§ **PROVIDED RECORDS**:

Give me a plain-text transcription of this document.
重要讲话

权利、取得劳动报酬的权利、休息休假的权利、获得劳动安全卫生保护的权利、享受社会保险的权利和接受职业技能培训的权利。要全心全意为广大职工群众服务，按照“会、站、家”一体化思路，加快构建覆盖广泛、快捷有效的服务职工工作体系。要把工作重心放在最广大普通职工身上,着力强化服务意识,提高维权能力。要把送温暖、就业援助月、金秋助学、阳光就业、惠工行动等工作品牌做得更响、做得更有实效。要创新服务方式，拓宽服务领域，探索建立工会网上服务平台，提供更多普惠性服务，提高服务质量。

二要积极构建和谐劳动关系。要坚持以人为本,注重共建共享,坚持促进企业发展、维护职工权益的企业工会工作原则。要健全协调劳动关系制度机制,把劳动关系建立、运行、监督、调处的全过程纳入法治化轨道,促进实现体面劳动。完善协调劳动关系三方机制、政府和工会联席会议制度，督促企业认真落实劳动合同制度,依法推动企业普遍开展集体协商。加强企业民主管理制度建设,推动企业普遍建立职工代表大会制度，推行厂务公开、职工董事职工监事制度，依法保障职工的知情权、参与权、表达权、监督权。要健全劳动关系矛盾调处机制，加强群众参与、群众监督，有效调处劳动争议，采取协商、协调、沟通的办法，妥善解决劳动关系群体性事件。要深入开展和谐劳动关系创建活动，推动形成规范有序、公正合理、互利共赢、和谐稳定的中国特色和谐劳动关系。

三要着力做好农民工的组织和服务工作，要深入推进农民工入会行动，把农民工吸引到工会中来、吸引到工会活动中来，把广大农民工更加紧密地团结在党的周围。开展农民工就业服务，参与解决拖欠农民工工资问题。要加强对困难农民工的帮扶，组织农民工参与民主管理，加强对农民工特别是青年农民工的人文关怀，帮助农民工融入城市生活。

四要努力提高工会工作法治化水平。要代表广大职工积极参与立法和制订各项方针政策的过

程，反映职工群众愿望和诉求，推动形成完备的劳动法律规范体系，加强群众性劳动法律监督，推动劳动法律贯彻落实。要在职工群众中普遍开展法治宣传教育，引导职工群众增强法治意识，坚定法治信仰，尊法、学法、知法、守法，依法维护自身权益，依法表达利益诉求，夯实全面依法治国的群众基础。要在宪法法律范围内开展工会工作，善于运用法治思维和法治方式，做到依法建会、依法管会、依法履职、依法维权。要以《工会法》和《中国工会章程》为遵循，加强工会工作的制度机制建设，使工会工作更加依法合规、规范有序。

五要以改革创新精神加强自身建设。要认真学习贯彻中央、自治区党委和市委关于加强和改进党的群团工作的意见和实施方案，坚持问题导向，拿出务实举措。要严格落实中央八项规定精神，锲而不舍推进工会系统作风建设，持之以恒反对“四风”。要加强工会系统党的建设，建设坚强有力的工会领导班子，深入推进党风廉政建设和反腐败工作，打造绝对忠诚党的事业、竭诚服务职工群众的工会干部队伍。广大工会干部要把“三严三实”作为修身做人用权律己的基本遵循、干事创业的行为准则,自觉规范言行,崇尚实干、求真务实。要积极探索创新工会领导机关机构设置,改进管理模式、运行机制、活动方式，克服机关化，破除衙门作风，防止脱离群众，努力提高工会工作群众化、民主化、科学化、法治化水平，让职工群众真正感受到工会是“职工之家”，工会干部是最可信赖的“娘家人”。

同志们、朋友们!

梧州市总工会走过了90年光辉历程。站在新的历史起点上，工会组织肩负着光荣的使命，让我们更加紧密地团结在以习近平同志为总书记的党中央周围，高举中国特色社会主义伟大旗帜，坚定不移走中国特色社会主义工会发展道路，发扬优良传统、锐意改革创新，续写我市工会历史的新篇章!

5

§ **SHORT EXERCISE**:
Each line of the listing should be copied exactly.

§ **TASK SOLUTION**:
Give me a plain-text transcription of this document.
重要讲话

权利、取得劳动报酬的权利、休息休假的权利、获得劳动安全卫生保护的权利、享受社会保险的权利和接受职业技能培训的权利。要全心全意为广大职工群众服务，按照“会、站、家”一体化思路，加快构建覆盖广泛、快捷有效的服务职工工作体系。要把工作重心放在最广大普通职工身上,着力强化服务意识,提高维权能力。要把送温暖、就业援助月、金秋助学、阳光就业、惠工行动等工作品牌做得更响、做得更有实效。要创新服务方式，拓宽服务领域，探索建立工会网上服务平台，提供更多普惠性服务，提高服务质量。

二要积极构建和谐劳动关系。要坚持以人为本,注重共建共享,坚持促进企业发展、维护职工权益的企业工会工作原则。要健全协调劳动关系制度机制,把劳动关系建立、运行、监督、调处的全过程纳入法治化轨道,促进实现体面劳动。完善协调劳动关系三方机制、政府和工会联席会议制度，督促企业认真落实劳动合同制度,依法推动企业普遍开展集体协商。加强企业民主管理制度建设,推动企业普遍建立职工代表大会制度，推行厂务公开、职工董事职工监事制度，依法保障职工的知情权、参与权、表达权、监督权。要健全劳动关系矛盾调处机制，加强群众参与、群众监督，有效调处劳动争议，采取协商、协调、沟通的办法，妥善解决劳动关系群体性事件。要深入开展和谐劳动关系创建活动，推动形成规范有序、公正合理、互利共赢、和谐稳定的中国特色和谐劳动关系。

三要着力做好农民工的组织和服务工作，要深入推进农民工入会行动，把农民工吸引到工会中来、吸引到工会活动中来，把广大农民工更加紧密地团结在党的周围。开展农民工就业服务，参与解决拖欠农民工工资问题。要加强对困难农民工的帮扶，组织农民工参与民主管理，加强对农民工特别是青年农民工的人文关怀，帮助农民工融入城市生活。

四要努力提高工会工作法治化水平。要代表广大职工积极参与立法和制订各项方针政策的过

程，反映职工群众愿望和诉求，推动形成完备的劳动法律规范体系，加强群众性劳动法律监督，推动劳动法律贯彻落实。要在职工群众中普遍开展法治宣传教育，引导职工群众增强法治意识，坚定法治信仰，尊法、学法、知法、守法，依法维护自身权益，依法表达利益诉求，夯实全面依法治国的群众基础。要在宪法法律范围内开展工会工作，善于运用法治思维和法治方式，做到依法建会、依法管会、依法履职、依法维权。要以《工会法》和《中国工会章程》为遵循，加强工会工作的制度机制建设，使工会工作更加依法合规、规范有序。

五要以改革创新精神加强自身建设。要认真学习贯彻中央、自治区党委和市委关于加强和改进党的群团工作的意见和实施方案，坚持问题导向，拿出务实举措。要严格落实中央八项规定精神，锲而不舍推进工会系统作风建设，持之以恒反对“四风”。要加强工会系统党的建设，建设坚强有力的工会领导班子，深入推进党风廉政建设和反腐败工作，打造绝对忠诚党的事业、竭诚服务职工群众的工会干部队伍。广大工会干部要把“三严三实”作为修身做人用权律己的基本遵循、干事创业的行为准则,自觉规范言行,崇尚实干、求真务实。要积极探索创新工会领导机关机构设置,改进管理模式、运行机制、活动方式，克服机关化，破除衙门作风，防止脱离群众，努力提高工会工作群众化、民主化、科学化、法治化水平，让职工群众真正感受到工会是“职工之家”，工会干部是最可信赖的“娘家人”。

同志们、朋友们!

梧州市总工会走过了90年光辉历程。站在新的历史起点上，工会组织肩负着光荣的使命，让我们更加紧密地团结在以习近平同志为总书记的党中央周围，高举中国特色社会主义伟大旗帜，坚定不移走中国特色社会主义工会发展道路，发扬优良传统、锐意改革创新，续写我市工会历史的新篇章!

5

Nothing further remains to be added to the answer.